[Extracts from a graphics dataset]
★ ★ ★ ★

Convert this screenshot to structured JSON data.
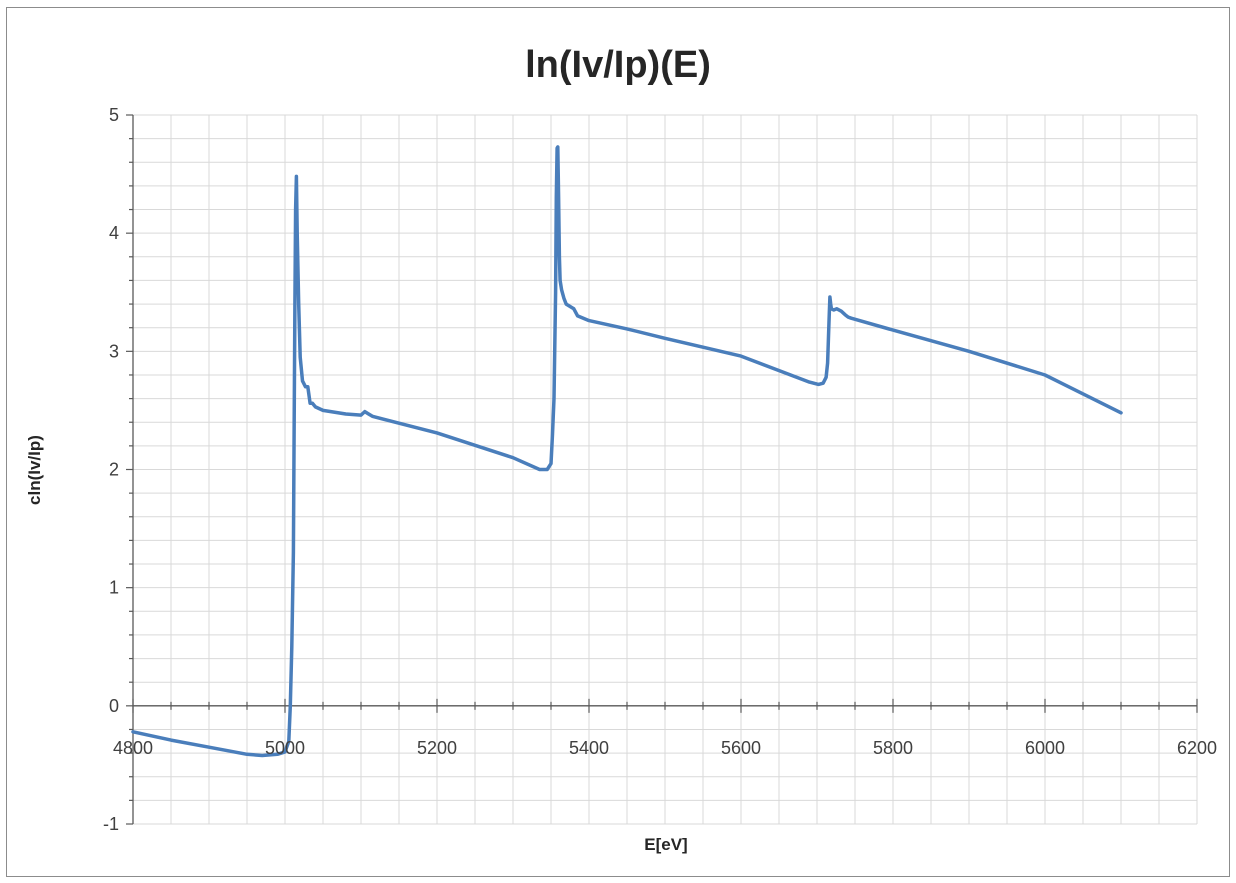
{
  "chart_data": {
    "type": "line",
    "title": "ln(Iv/Ip)(E)",
    "xlabel": "E[eV]",
    "ylabel": "cln(Iv/Ip)",
    "xlim": [
      4800,
      6200
    ],
    "ylim": [
      -1,
      5
    ],
    "x_major_step": 200,
    "x_minor_step": 50,
    "y_major_step": 1,
    "y_minor_step": 0.2,
    "x_ticks": [
      "4800",
      "5000",
      "5200",
      "5400",
      "5600",
      "5800",
      "6000",
      "6200"
    ],
    "y_ticks": [
      "-1",
      "0",
      "1",
      "2",
      "3",
      "4",
      "5"
    ],
    "grid": "major and minor",
    "legend": "none",
    "series_color": "#4a7ebb",
    "gridline_color": "#d9d9d9",
    "series": [
      {
        "x": [
          4800,
          4850,
          4900,
          4950,
          4970,
          4990,
          5000,
          5005,
          5007,
          5009,
          5011,
          5012,
          5013,
          5014,
          5015,
          5016,
          5018,
          5020,
          5023,
          5027,
          5030,
          5033,
          5036,
          5040,
          5050,
          5080,
          5100,
          5105,
          5110,
          5115,
          5200,
          5300,
          5335,
          5345,
          5350,
          5352,
          5354,
          5356,
          5357,
          5358,
          5359,
          5360,
          5361,
          5362,
          5364,
          5367,
          5370,
          5380,
          5385,
          5400,
          5450,
          5500,
          5600,
          5690,
          5702,
          5708,
          5712,
          5714,
          5715,
          5716,
          5717,
          5718,
          5719,
          5722,
          5726,
          5732,
          5737,
          5741,
          5745,
          5800,
          5900,
          6000,
          6100
        ],
        "y": [
          -0.22,
          -0.29,
          -0.35,
          -0.41,
          -0.42,
          -0.41,
          -0.39,
          -0.3,
          0.0,
          0.5,
          1.3,
          2.3,
          3.4,
          4.2,
          4.48,
          4.0,
          3.4,
          2.95,
          2.75,
          2.7,
          2.7,
          2.56,
          2.56,
          2.53,
          2.5,
          2.47,
          2.46,
          2.49,
          2.47,
          2.45,
          2.31,
          2.1,
          2.0,
          2.0,
          2.05,
          2.3,
          2.6,
          3.5,
          4.3,
          4.72,
          4.73,
          4.3,
          3.8,
          3.6,
          3.52,
          3.45,
          3.4,
          3.36,
          3.3,
          3.26,
          3.19,
          3.11,
          2.96,
          2.74,
          2.72,
          2.73,
          2.78,
          2.9,
          3.1,
          3.3,
          3.46,
          3.4,
          3.36,
          3.35,
          3.36,
          3.34,
          3.31,
          3.29,
          3.28,
          3.18,
          3.0,
          2.8,
          2.48
        ]
      }
    ]
  }
}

★ ★ ★ ★

Copy every record above exactly as written, but leave out the pictures.

Convert this screenshot to structured JSON data.
{
  "chart_data": {
    "type": "line",
    "title": "ln(Iv/Ip)(E)",
    "xlabel": "E[eV]",
    "ylabel": "cln(Iv/Ip)",
    "xlim": [
      4800,
      6200
    ],
    "ylim": [
      -1,
      5
    ],
    "x_major_step": 200,
    "x_minor_step": 50,
    "y_major_step": 1,
    "y_minor_step": 0.2,
    "x_ticks": [
      "4800",
      "5000",
      "5200",
      "5400",
      "5600",
      "5800",
      "6000",
      "6200"
    ],
    "y_ticks": [
      "-1",
      "0",
      "1",
      "2",
      "3",
      "4",
      "5"
    ],
    "grid": "major and minor",
    "legend": "none",
    "series_color": "#4a7ebb",
    "gridline_color": "#d9d9d9",
    "series": [
      {
        "x": [
          4800,
          4850,
          4900,
          4950,
          4970,
          4990,
          5000,
          5005,
          5007,
          5009,
          5011,
          5012,
          5013,
          5014,
          5015,
          5016,
          5018,
          5020,
          5023,
          5027,
          5030,
          5033,
          5036,
          5040,
          5050,
          5080,
          5100,
          5105,
          5110,
          5115,
          5200,
          5300,
          5335,
          5345,
          5350,
          5352,
          5354,
          5356,
          5357,
          5358,
          5359,
          5360,
          5361,
          5362,
          5364,
          5367,
          5370,
          5380,
          5385,
          5400,
          5450,
          5500,
          5600,
          5690,
          5702,
          5708,
          5712,
          5714,
          5715,
          5716,
          5717,
          5718,
          5719,
          5722,
          5726,
          5732,
          5737,
          5741,
          5745,
          5800,
          5900,
          6000,
          6100
        ],
        "y": [
          -0.22,
          -0.29,
          -0.35,
          -0.41,
          -0.42,
          -0.41,
          -0.39,
          -0.3,
          0.0,
          0.5,
          1.3,
          2.3,
          3.4,
          4.2,
          4.48,
          4.0,
          3.4,
          2.95,
          2.75,
          2.7,
          2.7,
          2.56,
          2.56,
          2.53,
          2.5,
          2.47,
          2.46,
          2.49,
          2.47,
          2.45,
          2.31,
          2.1,
          2.0,
          2.0,
          2.05,
          2.3,
          2.6,
          3.5,
          4.3,
          4.72,
          4.73,
          4.3,
          3.8,
          3.6,
          3.52,
          3.45,
          3.4,
          3.36,
          3.3,
          3.26,
          3.19,
          3.11,
          2.96,
          2.74,
          2.72,
          2.73,
          2.78,
          2.9,
          3.1,
          3.3,
          3.46,
          3.4,
          3.36,
          3.35,
          3.36,
          3.34,
          3.31,
          3.29,
          3.28,
          3.18,
          3.0,
          2.8,
          2.48
        ]
      }
    ]
  }
}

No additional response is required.